● WRITTEN REQUEST
Every line below should be repeated exactly.
──────── DATA LINES ────────
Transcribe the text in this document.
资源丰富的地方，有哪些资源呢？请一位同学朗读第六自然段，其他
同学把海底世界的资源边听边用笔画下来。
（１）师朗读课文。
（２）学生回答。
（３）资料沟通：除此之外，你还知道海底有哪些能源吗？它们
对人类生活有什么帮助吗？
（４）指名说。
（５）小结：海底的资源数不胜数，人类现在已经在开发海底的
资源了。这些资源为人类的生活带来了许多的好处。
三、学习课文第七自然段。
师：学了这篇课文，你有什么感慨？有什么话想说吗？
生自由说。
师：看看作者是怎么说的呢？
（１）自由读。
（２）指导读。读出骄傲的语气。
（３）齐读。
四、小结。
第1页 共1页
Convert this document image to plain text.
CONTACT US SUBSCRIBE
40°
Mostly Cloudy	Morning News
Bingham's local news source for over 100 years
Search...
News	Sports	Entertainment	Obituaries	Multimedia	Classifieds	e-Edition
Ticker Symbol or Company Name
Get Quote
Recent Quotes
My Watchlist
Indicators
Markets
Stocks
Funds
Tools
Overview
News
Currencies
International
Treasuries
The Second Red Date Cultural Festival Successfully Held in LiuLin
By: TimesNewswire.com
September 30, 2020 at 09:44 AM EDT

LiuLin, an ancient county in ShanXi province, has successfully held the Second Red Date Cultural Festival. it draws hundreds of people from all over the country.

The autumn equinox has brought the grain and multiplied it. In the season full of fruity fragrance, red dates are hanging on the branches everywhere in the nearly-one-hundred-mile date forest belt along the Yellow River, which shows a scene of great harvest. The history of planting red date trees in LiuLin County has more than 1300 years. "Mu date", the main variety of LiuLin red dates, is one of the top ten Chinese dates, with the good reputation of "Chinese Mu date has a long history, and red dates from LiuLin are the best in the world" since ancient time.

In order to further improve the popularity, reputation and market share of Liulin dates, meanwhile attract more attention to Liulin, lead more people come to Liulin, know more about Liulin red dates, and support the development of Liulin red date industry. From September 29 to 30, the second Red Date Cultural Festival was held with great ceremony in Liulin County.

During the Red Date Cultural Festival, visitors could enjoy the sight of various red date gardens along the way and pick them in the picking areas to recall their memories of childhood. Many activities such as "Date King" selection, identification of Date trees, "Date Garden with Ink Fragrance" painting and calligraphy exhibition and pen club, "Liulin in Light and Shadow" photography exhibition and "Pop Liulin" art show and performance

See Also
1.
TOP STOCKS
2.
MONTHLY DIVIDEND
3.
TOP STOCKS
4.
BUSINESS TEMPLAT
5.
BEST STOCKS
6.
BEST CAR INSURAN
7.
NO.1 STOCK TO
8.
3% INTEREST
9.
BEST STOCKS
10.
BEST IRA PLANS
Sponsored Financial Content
────────
● RESPONSE TO THIS TASK
Transcribe the text in this document.
资源丰富的地方，有哪些资源呢？请一位同学朗读第六自然段，其他
同学把海底世界的资源边听边用笔画下来。
（１）师朗读课文。
（２）学生回答。
（３）资料沟通：除此之外，你还知道海底有哪些能源吗？它们
对人类生活有什么帮助吗？
（４）指名说。
（５）小结：海底的资源数不胜数，人类现在已经在开发海底的
资源了。这些资源为人类的生活带来了许多的好处。
三、学习课文第七自然段。
师：学了这篇课文，你有什么感慨？有什么话想说吗？
生自由说。
师：看看作者是怎么说的呢？
（１）自由读。
（２）指导读。读出骄傲的语气。
（３）齐读。
四、小结。
第1页 共1页
Convert this document image to plain text.
CONTACT US SUBSCRIBE
40°
Mostly Cloudy	Morning News
Bingham's local news source for over 100 years
Search...
News	Sports	Entertainment	Obituaries	Multimedia	Classifieds	e-Edition
Ticker Symbol or Company Name
Get Quote
Recent Quotes
My Watchlist
Indicators
Markets
Stocks
Funds
Tools
Overview
News
Currencies
International
Treasuries
The Second Red Date Cultural Festival Successfully Held in LiuLin
By: TimesNewswire.com
September 30, 2020 at 09:44 AM EDT

LiuLin, an ancient county in ShanXi province, has successfully held the Second Red Date Cultural Festival. it draws hundreds of people from all over the country.

The autumn equinox has brought the grain and multiplied it. In the season full of fruity fragrance, red dates are hanging on the branches everywhere in the nearly-one-hundred-mile date forest belt along the Yellow River, which shows a scene of great harvest. The history of planting red date trees in LiuLin County has more than 1300 years. "Mu date", the main variety of LiuLin red dates, is one of the top ten Chinese dates, with the good reputation of "Chinese Mu date has a long history, and red dates from LiuLin are the best in the world" since ancient time.

In order to further improve the popularity, reputation and market share of Liulin dates, meanwhile attract more attention to Liulin, lead more people come to Liulin, know more about Liulin red dates, and support the development of Liulin red date industry. From September 29 to 30, the second Red Date Cultural Festival was held with great ceremony in Liulin County.

During the Red Date Cultural Festival, visitors could enjoy the sight of various red date gardens along the way and pick them in the picking areas to recall their memories of childhood. Many activities such as "Date King" selection, identification of Date trees, "Date Garden with Ink Fragrance" painting and calligraphy exhibition and pen club, "Liulin in Light and Shadow" photography exhibition and "Pop Liulin" art show and performance

See Also
1.
TOP STOCKS
2.
MONTHLY DIVIDEND
3.
TOP STOCKS
4.
BUSINESS TEMPLAT
5.
BEST STOCKS
6.
BEST CAR INSURAN
7.
NO.1 STOCK TO
8.
3% INTEREST
9.
BEST STOCKS
10.
BEST IRA PLANS
Sponsored Financial Content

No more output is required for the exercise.